WRITTEN REQUEST:
Copy each line of the records that holds the string "Respublikasining".

Data entries:

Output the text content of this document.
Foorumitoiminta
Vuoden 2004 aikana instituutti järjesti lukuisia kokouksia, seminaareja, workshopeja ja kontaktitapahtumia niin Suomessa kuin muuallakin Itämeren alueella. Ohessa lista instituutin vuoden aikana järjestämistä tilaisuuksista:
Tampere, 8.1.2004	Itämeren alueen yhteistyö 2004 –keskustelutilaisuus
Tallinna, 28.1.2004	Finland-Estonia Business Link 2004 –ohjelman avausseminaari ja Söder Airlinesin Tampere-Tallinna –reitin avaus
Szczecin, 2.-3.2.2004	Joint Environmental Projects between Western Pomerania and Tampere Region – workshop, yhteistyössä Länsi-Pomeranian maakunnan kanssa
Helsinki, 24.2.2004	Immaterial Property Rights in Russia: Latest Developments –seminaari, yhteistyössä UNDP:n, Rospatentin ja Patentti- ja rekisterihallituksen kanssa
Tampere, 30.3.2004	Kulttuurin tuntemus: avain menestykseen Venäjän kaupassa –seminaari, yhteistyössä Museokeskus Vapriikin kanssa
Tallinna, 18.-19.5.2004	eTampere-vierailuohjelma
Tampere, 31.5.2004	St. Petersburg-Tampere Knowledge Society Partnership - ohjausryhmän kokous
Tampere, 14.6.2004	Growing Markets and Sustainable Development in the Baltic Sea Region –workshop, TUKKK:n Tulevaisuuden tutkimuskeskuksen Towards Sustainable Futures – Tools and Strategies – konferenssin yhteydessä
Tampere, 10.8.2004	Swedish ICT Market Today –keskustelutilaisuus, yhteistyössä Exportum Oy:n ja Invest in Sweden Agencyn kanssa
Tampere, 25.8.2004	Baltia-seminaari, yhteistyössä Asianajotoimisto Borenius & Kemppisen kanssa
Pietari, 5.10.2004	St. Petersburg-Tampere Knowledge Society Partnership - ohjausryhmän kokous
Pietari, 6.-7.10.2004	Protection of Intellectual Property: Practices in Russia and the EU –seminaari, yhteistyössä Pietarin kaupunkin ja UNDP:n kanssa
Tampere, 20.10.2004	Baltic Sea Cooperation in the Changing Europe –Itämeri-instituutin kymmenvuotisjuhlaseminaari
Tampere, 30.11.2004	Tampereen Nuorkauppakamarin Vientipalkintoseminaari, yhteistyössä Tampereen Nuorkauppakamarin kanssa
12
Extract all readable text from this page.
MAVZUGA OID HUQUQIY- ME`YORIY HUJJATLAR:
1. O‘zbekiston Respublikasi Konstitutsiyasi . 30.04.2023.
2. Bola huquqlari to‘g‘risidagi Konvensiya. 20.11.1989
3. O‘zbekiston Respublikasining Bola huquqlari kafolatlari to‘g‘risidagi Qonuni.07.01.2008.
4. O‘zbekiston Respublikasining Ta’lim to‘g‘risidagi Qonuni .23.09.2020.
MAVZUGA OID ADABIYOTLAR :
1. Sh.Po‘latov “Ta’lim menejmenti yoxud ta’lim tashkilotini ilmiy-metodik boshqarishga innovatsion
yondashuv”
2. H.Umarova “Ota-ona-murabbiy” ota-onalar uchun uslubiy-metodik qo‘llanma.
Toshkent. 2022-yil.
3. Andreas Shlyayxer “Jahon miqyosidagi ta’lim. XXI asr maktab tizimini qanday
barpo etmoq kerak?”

ANSWER TO THE PROBLEM:
3. O‘zbekiston Respublikasining Bola huquqlari kafolatlari to‘g‘risidagi Qonuni.07.01.2008.
4. O‘zbekiston Respublikasining Ta’lim to‘g‘risidagi Qonuni .23.09.2020.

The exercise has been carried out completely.